# START OF WORKING DATA

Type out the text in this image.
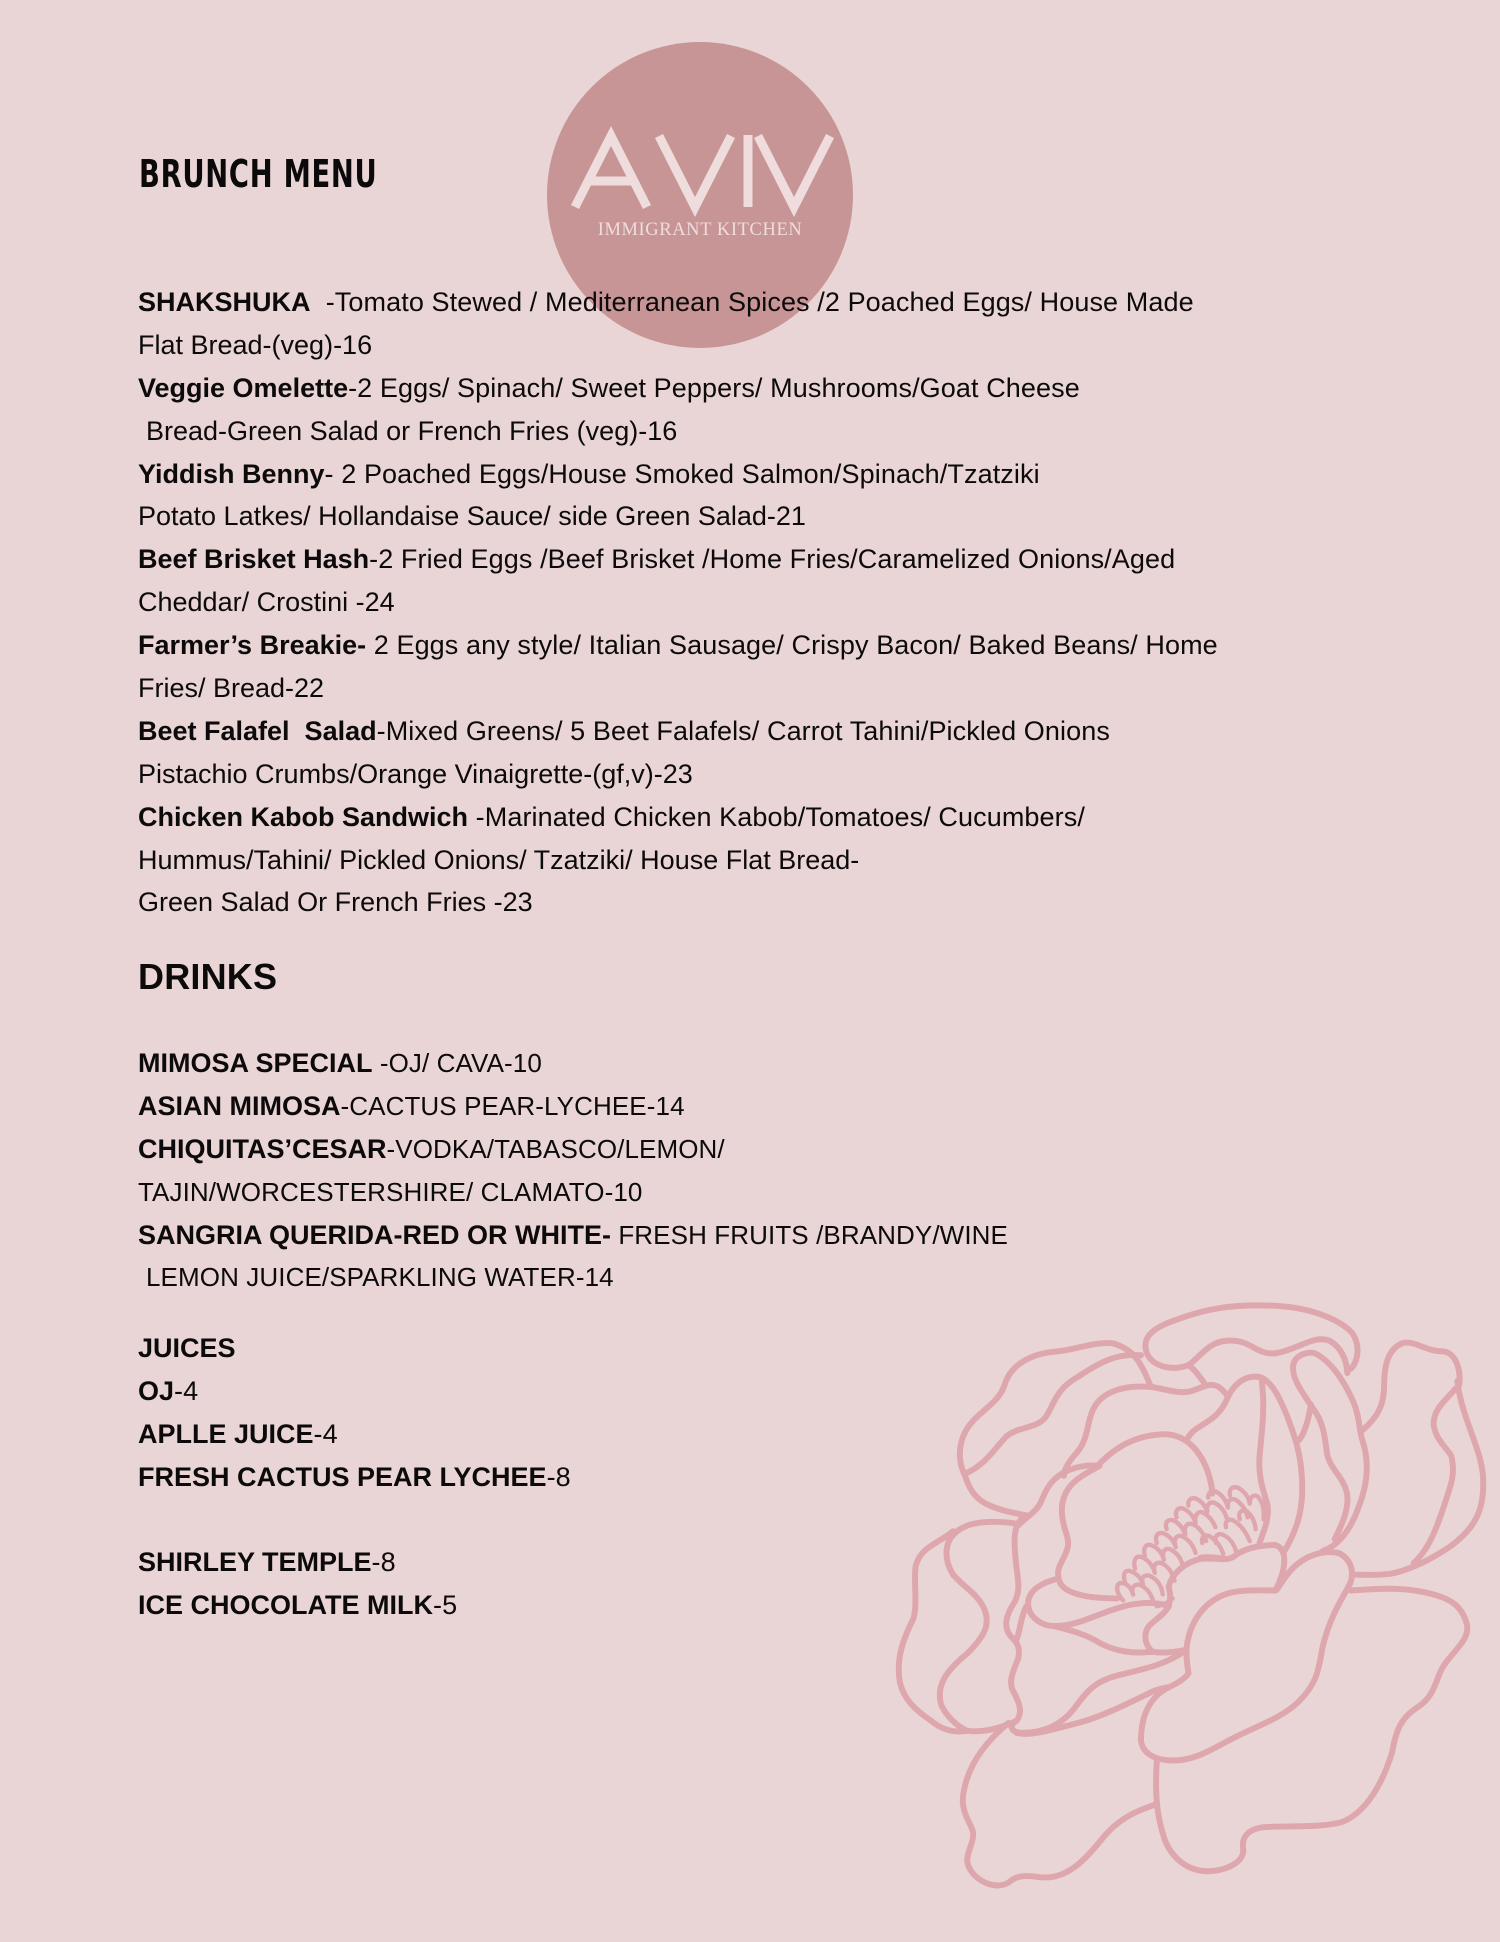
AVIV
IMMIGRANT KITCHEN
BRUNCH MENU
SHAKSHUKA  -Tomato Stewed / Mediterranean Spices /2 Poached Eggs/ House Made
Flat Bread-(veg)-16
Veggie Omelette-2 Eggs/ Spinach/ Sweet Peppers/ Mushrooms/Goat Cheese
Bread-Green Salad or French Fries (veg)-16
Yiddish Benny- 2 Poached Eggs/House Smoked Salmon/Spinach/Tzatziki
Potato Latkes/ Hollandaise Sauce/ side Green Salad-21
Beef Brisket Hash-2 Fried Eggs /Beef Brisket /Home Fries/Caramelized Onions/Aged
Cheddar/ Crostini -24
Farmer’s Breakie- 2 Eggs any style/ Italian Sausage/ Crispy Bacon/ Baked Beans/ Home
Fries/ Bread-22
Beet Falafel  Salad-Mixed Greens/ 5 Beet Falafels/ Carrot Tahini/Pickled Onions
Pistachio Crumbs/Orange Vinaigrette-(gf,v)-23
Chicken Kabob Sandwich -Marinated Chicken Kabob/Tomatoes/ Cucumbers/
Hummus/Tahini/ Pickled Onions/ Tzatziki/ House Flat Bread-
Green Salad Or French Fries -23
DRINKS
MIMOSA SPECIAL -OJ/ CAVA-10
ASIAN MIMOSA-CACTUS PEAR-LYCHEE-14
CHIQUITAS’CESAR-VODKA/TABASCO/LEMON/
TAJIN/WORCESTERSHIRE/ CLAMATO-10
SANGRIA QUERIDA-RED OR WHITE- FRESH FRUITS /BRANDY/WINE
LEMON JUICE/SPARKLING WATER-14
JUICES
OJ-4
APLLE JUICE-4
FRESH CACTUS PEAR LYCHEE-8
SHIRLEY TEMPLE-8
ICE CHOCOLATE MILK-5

# END OF WORKING DATA
# START OF WORKING DATA

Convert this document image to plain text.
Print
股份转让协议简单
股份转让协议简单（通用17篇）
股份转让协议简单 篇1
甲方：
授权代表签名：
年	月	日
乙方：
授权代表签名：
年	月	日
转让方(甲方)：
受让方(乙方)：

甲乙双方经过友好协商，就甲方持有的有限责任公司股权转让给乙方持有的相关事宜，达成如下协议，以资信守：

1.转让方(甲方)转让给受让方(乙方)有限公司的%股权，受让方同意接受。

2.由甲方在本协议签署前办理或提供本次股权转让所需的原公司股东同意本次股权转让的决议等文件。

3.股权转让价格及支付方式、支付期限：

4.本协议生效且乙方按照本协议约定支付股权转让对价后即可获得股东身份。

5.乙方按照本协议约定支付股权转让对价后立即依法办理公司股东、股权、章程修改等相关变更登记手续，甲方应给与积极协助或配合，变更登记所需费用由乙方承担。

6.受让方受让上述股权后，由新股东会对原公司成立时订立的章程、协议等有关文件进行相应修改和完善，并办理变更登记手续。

# END OF WORKING DATA

**EXERCISE REQUIREMENTS:** Lines containing the string "text" should be counted; reply with their number and nothing more.

**FULL RESPONSE:** 2